◆ **Records to use**
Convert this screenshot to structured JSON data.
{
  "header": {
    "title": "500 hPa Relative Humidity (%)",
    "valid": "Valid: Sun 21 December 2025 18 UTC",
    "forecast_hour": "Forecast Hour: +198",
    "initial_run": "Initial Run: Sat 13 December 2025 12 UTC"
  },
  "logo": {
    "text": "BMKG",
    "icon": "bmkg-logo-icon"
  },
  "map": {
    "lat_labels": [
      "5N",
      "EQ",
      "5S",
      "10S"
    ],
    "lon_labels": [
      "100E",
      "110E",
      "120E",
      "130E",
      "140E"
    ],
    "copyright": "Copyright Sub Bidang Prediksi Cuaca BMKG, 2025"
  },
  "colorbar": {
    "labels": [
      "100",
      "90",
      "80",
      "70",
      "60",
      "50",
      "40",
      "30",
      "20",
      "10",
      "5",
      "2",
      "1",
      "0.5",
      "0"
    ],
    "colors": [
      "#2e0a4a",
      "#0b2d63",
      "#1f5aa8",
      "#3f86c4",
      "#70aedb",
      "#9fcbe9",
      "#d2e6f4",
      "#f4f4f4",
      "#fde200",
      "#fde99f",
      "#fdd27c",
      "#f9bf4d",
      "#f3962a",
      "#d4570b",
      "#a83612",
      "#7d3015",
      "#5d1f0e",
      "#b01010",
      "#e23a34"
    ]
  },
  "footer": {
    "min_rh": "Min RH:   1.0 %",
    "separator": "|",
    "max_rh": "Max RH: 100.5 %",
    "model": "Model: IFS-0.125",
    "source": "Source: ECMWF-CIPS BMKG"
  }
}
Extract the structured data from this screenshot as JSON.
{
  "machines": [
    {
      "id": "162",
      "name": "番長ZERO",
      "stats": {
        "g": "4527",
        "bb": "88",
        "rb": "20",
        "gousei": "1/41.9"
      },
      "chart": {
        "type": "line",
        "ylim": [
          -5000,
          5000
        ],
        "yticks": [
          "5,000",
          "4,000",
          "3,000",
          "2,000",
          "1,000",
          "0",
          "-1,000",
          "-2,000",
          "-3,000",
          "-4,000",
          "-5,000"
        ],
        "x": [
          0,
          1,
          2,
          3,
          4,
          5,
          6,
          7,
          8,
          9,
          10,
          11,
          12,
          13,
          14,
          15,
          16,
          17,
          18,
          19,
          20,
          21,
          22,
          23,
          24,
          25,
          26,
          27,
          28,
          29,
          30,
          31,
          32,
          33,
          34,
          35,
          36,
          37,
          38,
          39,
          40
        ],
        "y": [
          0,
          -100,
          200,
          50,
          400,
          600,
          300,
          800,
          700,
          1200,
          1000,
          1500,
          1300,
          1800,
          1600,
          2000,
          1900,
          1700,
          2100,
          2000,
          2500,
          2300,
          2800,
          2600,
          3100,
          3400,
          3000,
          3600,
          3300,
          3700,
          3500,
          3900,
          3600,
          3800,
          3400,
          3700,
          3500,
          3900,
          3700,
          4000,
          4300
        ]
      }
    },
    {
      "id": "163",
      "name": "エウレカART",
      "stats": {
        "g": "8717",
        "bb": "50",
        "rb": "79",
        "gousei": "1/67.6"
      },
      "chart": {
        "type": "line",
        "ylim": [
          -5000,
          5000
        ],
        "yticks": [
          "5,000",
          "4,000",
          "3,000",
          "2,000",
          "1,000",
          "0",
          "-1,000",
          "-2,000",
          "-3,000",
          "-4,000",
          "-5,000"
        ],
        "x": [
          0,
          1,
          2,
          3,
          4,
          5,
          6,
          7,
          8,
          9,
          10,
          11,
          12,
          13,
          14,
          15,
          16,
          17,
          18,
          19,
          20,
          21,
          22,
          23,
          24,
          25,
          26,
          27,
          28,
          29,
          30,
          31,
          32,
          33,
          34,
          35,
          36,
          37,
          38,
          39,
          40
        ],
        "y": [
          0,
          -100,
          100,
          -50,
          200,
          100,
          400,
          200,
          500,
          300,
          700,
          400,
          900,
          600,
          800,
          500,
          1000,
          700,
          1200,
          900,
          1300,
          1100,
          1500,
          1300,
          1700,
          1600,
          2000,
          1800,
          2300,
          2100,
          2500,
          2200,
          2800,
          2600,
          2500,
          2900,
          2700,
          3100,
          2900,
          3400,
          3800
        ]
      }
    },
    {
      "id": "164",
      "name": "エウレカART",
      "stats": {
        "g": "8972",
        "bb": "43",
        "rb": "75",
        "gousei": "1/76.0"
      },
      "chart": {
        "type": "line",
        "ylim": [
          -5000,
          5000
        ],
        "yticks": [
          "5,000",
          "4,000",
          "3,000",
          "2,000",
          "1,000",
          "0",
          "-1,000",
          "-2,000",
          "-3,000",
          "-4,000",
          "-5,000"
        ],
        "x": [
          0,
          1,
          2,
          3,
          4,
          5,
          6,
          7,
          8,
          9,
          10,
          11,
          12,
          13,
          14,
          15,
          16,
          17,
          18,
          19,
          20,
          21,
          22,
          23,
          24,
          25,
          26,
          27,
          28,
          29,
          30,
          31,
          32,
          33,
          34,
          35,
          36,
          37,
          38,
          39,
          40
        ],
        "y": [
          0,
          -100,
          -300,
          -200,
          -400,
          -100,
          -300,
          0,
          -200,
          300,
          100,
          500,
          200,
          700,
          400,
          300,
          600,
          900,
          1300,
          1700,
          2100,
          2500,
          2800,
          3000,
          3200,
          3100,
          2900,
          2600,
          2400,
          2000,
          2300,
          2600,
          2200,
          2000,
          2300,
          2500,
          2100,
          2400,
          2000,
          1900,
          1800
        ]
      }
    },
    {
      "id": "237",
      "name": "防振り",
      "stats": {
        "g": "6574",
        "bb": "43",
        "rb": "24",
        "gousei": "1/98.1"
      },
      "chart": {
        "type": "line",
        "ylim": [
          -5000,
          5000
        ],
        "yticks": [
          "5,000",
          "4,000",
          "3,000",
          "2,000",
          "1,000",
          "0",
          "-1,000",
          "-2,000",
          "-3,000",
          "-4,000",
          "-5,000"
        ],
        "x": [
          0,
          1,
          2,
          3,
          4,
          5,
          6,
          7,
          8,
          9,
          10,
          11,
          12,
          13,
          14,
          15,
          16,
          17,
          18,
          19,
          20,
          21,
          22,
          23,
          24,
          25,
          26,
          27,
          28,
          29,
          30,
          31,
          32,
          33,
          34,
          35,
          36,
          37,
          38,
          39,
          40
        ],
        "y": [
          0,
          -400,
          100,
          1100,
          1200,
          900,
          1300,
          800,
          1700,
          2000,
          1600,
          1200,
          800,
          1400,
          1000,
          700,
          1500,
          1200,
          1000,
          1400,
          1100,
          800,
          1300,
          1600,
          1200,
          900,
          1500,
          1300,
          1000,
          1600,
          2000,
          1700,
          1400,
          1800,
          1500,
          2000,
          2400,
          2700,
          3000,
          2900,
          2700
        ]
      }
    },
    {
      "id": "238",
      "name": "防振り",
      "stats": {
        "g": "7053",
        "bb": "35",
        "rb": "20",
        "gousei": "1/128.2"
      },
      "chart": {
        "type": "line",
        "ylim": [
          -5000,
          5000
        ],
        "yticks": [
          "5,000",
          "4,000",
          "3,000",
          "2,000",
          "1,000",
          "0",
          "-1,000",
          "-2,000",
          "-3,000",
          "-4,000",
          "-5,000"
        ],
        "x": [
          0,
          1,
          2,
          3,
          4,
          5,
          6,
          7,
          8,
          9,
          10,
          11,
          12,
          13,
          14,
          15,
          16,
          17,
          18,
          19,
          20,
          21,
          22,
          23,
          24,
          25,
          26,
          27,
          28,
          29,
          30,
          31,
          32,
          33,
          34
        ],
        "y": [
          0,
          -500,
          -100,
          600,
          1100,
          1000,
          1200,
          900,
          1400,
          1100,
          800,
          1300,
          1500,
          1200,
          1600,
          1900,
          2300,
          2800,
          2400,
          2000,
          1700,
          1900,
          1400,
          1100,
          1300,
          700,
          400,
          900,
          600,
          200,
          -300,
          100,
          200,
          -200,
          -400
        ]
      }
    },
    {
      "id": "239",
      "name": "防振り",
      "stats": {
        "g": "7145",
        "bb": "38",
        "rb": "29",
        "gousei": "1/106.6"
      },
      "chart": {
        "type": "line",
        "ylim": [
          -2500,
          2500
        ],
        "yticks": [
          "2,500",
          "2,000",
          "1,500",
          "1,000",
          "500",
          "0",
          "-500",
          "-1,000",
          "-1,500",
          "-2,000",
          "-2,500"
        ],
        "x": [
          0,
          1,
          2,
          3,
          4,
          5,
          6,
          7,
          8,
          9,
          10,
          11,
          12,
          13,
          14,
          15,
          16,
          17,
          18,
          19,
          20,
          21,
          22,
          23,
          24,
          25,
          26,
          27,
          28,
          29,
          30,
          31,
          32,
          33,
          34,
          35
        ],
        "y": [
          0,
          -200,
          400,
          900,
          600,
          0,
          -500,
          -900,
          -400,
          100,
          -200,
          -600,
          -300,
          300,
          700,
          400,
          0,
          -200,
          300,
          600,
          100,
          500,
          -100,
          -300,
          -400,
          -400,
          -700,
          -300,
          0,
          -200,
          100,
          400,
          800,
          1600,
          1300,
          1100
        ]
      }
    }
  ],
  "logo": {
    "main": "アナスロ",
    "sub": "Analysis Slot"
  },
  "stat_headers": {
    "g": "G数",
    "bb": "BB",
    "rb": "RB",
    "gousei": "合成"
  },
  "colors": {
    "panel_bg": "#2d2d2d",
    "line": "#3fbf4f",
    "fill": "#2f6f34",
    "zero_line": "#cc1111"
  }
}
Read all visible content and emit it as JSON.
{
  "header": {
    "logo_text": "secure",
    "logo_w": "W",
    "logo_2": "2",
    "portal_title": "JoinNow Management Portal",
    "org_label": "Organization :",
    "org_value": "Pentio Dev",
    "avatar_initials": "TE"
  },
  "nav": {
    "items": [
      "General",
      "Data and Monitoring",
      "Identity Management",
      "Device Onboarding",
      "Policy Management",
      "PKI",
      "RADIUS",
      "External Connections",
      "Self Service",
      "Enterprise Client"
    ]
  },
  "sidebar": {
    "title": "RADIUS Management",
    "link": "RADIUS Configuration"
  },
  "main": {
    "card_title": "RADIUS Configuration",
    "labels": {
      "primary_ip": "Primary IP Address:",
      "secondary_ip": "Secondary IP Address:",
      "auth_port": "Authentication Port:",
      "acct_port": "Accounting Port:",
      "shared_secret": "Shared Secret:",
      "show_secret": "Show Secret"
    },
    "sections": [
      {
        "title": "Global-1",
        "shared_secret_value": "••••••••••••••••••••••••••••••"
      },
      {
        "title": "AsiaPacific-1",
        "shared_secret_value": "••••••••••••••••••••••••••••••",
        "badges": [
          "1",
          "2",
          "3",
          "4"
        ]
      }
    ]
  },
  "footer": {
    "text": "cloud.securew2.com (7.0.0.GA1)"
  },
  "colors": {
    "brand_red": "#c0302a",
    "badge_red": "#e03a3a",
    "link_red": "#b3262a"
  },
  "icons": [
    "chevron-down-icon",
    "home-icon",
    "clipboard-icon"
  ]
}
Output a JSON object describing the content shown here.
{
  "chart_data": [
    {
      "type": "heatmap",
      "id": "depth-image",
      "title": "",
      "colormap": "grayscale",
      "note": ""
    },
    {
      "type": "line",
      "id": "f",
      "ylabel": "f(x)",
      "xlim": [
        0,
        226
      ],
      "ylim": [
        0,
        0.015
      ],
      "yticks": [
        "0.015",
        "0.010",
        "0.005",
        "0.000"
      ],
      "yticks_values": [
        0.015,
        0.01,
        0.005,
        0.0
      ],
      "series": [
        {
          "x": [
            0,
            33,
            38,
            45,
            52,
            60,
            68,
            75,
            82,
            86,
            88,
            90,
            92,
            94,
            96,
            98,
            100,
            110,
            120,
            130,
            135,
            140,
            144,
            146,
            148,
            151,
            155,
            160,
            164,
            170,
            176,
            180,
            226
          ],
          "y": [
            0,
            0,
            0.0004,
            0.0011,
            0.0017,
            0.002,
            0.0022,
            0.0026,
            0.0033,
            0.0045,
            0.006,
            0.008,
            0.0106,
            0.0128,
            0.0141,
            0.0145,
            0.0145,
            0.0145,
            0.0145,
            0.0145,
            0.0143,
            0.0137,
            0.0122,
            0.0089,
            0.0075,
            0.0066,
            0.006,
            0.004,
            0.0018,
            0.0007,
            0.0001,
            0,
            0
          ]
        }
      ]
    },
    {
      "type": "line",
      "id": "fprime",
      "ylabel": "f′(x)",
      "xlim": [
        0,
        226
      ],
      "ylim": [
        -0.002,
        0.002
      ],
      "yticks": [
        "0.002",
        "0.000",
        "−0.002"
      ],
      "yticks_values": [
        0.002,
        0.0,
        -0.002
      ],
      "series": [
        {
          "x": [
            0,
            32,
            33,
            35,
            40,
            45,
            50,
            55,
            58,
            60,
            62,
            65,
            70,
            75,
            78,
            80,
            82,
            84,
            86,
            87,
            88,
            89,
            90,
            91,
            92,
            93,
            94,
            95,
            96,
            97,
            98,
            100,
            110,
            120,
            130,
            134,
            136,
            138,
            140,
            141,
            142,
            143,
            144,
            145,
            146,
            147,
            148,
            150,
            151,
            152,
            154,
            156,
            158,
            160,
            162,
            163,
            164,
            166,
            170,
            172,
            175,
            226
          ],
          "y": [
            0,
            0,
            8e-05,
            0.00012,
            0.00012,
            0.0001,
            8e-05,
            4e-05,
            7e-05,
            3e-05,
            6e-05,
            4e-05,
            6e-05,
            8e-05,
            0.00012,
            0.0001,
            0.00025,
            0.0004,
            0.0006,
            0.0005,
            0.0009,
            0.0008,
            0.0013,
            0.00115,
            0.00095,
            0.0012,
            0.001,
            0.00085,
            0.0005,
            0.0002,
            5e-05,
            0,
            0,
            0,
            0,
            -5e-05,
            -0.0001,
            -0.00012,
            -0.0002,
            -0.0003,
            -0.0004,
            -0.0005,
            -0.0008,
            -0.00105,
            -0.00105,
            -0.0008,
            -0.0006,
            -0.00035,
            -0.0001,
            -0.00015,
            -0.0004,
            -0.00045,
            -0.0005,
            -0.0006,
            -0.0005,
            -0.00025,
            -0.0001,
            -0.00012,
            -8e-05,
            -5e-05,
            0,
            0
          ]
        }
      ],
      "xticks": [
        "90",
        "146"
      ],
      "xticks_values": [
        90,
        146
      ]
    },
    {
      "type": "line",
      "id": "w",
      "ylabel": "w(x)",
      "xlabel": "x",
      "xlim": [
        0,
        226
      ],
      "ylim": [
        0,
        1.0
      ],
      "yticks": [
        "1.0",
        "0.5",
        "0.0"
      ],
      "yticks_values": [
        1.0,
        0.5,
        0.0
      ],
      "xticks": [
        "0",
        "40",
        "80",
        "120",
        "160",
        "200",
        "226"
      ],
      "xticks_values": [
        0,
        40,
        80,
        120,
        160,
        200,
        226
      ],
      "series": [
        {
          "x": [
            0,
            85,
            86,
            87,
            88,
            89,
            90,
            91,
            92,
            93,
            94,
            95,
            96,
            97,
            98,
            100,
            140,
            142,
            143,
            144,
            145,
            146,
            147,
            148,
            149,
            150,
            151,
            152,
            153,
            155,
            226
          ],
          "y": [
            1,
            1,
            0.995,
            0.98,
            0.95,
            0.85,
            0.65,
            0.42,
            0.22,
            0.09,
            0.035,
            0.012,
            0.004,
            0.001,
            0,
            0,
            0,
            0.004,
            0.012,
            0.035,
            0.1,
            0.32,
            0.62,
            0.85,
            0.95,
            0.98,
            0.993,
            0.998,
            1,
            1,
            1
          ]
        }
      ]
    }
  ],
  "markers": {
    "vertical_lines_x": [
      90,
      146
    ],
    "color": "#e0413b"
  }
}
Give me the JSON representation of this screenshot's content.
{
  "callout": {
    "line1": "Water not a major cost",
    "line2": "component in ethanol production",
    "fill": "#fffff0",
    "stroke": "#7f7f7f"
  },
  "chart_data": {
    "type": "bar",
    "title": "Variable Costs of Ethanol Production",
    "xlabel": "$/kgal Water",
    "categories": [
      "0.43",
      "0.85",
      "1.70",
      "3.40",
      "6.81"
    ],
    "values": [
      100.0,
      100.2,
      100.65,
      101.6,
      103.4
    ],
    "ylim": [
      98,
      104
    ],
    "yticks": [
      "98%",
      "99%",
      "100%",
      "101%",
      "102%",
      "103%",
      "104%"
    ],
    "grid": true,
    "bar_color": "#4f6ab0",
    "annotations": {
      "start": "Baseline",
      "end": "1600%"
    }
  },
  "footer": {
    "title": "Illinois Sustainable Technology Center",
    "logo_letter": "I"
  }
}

◆ **Goal of the exercise**
Copy exactly the lines of the listing above, beginning at the line with "Give me the" and ending at its final line; write out nothing else.

◆ **Exercise solution**
Give me the JSON representation of this screenshot's content.
{
  "callout": {
    "line1": "Water not a major cost",
    "line2": "component in ethanol production",
    "fill": "#fffff0",
    "stroke": "#7f7f7f"
  },
  "chart_data": {
    "type": "bar",
    "title": "Variable Costs of Ethanol Production",
    "xlabel": "$/kgal Water",
    "categories": [
      "0.43",
      "0.85",
      "1.70",
      "3.40",
      "6.81"
    ],
    "values": [
      100.0,
      100.2,
      100.65,
      101.6,
      103.4
    ],
    "ylim": [
      98,
      104
    ],
    "yticks": [
      "98%",
      "99%",
      "100%",
      "101%",
      "102%",
      "103%",
      "104%"
    ],
    "grid": true,
    "bar_color": "#4f6ab0",
    "annotations": {
      "start": "Baseline",
      "end": "1600%"
    }
  },
  "footer": {
    "title": "Illinois Sustainable Technology Center",
    "logo_letter": "I"
  }
}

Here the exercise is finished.